WORK INSTRUCTIONS: Copy out each line that includes the word "ylabel".

_____

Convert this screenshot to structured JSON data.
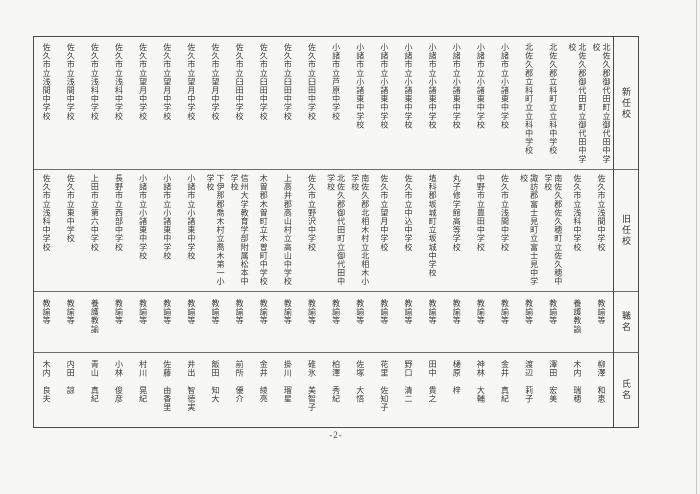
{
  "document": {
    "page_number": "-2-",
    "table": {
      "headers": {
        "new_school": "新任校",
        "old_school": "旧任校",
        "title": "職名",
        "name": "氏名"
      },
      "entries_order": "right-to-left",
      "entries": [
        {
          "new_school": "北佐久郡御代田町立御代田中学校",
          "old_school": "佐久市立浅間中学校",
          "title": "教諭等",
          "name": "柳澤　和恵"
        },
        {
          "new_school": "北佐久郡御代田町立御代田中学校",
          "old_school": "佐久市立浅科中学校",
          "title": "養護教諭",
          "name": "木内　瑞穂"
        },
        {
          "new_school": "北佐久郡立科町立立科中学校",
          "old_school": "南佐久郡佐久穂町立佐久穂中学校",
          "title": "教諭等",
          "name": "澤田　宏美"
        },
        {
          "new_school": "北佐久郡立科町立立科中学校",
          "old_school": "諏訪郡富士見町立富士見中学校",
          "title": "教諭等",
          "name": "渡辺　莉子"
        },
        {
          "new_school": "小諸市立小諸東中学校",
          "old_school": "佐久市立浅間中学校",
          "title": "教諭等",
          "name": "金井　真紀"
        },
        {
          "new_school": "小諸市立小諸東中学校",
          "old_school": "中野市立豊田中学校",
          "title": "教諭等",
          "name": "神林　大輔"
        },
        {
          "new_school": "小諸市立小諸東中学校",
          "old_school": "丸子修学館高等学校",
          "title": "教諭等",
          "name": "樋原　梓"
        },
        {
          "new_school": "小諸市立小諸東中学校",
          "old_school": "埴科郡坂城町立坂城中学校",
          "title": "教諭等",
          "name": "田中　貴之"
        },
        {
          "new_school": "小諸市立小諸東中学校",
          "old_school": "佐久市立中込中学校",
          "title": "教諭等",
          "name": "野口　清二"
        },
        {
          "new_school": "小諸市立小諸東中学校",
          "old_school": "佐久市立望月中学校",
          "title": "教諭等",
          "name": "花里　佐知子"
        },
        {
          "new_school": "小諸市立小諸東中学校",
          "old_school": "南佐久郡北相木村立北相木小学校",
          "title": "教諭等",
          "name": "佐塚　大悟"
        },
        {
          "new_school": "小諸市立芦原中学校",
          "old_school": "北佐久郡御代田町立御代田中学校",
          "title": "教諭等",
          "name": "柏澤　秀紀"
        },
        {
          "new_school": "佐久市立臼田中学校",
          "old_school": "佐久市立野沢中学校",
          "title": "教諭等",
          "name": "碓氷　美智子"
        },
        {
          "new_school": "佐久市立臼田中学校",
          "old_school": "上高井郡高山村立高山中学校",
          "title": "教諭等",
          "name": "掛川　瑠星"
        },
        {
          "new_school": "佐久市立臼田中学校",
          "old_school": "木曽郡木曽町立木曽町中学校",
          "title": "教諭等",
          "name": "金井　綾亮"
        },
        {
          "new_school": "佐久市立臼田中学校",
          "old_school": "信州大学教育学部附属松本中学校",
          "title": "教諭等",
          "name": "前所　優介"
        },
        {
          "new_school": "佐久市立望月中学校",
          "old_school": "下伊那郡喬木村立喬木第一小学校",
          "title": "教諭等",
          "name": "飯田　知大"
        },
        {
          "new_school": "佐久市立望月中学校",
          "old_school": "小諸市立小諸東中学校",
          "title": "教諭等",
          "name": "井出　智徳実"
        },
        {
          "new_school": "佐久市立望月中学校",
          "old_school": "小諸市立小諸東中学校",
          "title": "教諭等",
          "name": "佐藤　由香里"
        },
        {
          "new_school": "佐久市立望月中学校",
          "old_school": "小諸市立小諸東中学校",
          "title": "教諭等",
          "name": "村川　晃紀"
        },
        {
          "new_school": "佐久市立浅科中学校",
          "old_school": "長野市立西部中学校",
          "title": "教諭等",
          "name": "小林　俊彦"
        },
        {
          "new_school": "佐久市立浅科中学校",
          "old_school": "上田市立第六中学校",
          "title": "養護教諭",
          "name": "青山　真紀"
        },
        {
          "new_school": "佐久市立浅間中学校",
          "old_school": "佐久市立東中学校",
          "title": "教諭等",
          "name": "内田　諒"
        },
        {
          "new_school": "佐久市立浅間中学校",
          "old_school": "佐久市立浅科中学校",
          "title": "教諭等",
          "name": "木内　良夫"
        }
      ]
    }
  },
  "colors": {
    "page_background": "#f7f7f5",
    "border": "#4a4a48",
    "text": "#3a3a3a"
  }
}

_____

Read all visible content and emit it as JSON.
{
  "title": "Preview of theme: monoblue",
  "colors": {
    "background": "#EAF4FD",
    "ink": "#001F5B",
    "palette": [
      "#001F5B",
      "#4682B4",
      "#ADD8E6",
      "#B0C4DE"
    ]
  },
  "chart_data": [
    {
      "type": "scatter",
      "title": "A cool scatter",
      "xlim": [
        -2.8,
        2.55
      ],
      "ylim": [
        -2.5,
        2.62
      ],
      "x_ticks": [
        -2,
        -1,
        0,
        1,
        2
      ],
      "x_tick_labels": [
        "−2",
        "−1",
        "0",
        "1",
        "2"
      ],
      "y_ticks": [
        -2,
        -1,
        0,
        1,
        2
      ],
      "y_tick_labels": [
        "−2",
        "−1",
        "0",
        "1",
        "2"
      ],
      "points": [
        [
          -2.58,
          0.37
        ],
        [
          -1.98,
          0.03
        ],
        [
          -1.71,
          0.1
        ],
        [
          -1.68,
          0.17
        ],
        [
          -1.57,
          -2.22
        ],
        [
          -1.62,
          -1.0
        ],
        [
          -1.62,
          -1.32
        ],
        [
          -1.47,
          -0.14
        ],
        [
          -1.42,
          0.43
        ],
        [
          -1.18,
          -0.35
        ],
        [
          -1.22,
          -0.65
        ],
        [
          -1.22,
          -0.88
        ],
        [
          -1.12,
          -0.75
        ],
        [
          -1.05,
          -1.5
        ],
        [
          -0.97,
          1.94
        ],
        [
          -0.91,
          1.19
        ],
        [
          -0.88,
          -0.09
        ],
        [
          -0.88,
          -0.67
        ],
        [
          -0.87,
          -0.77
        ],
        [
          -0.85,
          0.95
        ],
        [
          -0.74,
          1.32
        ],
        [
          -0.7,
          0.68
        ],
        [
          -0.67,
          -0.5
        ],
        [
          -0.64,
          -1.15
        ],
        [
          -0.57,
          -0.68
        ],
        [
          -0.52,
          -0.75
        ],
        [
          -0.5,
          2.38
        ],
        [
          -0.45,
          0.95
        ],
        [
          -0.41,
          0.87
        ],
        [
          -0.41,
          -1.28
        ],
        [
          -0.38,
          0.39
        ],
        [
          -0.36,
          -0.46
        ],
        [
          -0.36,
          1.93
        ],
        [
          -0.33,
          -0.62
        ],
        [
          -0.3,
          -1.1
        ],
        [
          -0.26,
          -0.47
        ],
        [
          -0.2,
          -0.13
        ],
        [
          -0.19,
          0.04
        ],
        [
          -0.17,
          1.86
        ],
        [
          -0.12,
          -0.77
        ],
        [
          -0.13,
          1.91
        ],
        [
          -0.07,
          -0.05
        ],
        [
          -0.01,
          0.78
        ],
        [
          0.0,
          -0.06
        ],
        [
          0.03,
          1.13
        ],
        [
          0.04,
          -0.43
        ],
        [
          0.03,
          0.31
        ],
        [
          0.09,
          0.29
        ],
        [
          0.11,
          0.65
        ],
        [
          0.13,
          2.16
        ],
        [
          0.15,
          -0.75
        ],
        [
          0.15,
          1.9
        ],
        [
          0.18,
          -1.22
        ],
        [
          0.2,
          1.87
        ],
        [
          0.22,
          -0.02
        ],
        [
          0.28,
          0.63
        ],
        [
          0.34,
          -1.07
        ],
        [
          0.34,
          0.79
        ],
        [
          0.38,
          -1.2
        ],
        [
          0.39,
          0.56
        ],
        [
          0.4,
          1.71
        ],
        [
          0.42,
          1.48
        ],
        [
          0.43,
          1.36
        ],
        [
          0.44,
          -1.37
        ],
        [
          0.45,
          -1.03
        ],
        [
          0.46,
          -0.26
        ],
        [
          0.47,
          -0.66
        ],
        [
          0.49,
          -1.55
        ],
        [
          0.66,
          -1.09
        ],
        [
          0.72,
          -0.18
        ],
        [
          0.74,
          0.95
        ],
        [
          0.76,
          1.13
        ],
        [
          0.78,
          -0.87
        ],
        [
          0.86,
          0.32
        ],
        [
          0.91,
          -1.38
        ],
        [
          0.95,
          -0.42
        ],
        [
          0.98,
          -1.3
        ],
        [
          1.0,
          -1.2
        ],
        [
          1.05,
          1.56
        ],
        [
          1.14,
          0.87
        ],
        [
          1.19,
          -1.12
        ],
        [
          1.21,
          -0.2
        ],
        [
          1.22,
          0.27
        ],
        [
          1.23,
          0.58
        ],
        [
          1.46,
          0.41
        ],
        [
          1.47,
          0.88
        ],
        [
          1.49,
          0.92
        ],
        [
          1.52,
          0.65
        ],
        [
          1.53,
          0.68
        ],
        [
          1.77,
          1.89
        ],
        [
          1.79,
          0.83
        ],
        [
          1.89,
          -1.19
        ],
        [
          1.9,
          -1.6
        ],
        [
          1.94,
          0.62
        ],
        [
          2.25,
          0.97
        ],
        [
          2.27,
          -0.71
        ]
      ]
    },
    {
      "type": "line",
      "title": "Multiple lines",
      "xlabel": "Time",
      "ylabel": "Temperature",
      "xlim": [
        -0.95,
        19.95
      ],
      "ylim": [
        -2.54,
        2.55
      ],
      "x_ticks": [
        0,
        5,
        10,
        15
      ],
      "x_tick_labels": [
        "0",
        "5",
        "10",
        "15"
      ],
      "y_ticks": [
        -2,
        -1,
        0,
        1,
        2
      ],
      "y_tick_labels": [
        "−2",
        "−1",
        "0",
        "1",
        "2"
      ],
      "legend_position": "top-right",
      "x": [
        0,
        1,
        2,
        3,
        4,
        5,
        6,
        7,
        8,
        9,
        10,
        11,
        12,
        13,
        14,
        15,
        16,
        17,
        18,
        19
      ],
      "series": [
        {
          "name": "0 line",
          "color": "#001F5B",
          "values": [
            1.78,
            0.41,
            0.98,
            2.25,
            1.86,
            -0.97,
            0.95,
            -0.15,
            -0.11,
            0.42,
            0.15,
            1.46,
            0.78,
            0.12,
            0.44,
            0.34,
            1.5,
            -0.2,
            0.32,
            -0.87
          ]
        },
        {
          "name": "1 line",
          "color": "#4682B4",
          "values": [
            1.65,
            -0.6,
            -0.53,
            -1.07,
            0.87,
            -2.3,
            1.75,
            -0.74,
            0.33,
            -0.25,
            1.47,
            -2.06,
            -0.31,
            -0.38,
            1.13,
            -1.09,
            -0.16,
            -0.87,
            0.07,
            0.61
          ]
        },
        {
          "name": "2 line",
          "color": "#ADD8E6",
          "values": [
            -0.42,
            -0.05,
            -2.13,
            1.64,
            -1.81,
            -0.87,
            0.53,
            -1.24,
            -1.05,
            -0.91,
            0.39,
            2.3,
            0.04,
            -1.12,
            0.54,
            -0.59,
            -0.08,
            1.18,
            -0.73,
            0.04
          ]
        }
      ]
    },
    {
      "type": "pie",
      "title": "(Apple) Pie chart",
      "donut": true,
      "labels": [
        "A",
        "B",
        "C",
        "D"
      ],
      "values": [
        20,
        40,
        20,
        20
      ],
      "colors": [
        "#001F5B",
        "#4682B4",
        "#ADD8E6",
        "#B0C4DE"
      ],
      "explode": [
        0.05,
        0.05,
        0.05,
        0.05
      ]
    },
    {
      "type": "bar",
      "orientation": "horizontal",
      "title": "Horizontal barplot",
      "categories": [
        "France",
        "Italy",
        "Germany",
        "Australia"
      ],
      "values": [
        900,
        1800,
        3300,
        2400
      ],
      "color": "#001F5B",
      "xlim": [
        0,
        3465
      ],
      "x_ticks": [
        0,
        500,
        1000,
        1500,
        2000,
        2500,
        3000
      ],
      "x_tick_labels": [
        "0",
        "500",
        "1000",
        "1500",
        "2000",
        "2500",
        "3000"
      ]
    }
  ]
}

_____

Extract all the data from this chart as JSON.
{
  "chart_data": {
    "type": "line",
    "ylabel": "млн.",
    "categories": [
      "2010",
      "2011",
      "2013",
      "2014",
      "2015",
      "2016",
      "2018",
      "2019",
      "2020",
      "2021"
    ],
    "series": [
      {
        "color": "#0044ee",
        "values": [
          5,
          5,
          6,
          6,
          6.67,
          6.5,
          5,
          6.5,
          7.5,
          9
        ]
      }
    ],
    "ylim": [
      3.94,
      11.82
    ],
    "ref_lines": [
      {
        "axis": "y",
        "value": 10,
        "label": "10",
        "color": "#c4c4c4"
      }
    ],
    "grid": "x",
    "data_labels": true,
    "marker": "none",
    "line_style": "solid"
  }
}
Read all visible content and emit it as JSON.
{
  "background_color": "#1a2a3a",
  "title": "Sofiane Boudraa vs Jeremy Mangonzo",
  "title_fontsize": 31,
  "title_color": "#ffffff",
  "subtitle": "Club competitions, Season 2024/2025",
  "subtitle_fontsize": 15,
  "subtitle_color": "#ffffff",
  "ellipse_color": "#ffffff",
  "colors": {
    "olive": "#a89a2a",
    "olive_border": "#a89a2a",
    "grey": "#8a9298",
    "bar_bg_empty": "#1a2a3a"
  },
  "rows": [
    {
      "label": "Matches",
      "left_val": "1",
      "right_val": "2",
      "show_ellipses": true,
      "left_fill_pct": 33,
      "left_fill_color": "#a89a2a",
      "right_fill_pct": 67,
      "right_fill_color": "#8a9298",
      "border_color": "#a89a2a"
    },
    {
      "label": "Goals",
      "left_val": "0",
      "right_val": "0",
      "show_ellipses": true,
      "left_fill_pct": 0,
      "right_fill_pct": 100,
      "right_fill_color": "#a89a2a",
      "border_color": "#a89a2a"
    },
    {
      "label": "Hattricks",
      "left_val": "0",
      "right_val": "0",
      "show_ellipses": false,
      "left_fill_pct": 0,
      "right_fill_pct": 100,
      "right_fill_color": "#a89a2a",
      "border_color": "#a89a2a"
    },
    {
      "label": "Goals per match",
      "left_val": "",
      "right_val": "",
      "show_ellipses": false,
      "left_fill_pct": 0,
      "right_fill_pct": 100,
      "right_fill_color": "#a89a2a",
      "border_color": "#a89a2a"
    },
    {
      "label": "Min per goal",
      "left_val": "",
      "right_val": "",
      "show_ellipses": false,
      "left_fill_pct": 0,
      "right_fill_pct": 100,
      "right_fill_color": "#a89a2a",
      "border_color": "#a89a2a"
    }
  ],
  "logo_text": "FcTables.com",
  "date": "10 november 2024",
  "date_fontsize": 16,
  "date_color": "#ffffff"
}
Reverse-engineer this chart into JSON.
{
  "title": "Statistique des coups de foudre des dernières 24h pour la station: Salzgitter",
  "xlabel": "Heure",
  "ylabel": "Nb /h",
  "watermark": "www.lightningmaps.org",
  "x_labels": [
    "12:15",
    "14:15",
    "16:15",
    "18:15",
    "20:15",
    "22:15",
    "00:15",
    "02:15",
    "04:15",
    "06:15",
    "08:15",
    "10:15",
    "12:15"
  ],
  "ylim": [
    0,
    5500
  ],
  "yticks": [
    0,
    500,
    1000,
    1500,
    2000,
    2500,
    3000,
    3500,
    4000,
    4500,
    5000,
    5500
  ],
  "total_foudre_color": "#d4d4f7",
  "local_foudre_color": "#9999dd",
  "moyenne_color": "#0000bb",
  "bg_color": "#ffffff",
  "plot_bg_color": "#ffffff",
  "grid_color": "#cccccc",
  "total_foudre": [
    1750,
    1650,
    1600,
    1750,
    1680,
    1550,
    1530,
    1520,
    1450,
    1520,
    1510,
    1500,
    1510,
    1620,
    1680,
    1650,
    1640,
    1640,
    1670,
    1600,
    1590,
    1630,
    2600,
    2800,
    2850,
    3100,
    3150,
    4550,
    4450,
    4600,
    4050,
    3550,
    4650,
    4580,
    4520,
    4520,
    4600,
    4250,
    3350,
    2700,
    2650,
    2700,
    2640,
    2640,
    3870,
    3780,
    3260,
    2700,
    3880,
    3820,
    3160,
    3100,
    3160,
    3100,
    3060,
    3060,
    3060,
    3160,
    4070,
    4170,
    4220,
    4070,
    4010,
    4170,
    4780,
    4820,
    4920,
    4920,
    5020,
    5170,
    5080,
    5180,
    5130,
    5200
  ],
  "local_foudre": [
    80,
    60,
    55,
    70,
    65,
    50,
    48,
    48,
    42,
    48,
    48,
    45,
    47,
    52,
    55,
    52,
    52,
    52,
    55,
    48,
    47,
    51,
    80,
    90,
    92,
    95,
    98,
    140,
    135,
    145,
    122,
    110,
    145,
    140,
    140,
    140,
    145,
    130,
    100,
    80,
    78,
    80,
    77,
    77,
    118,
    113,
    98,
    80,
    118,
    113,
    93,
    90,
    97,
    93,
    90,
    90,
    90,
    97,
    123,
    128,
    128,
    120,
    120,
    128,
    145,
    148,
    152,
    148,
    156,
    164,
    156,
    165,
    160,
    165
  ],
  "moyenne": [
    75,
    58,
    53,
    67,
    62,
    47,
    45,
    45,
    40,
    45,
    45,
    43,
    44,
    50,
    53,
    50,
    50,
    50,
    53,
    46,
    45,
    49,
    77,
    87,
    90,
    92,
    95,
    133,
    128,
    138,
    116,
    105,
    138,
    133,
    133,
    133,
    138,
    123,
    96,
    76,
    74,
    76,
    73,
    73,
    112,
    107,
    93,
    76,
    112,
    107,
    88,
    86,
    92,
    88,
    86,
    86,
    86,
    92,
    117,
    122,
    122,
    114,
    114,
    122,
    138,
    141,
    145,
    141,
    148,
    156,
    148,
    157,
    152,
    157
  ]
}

_____

TASK RESULT:
      "ylabel": "Temperature",
    "ylabel": "млн.",
  "ylabel": "Nb /h",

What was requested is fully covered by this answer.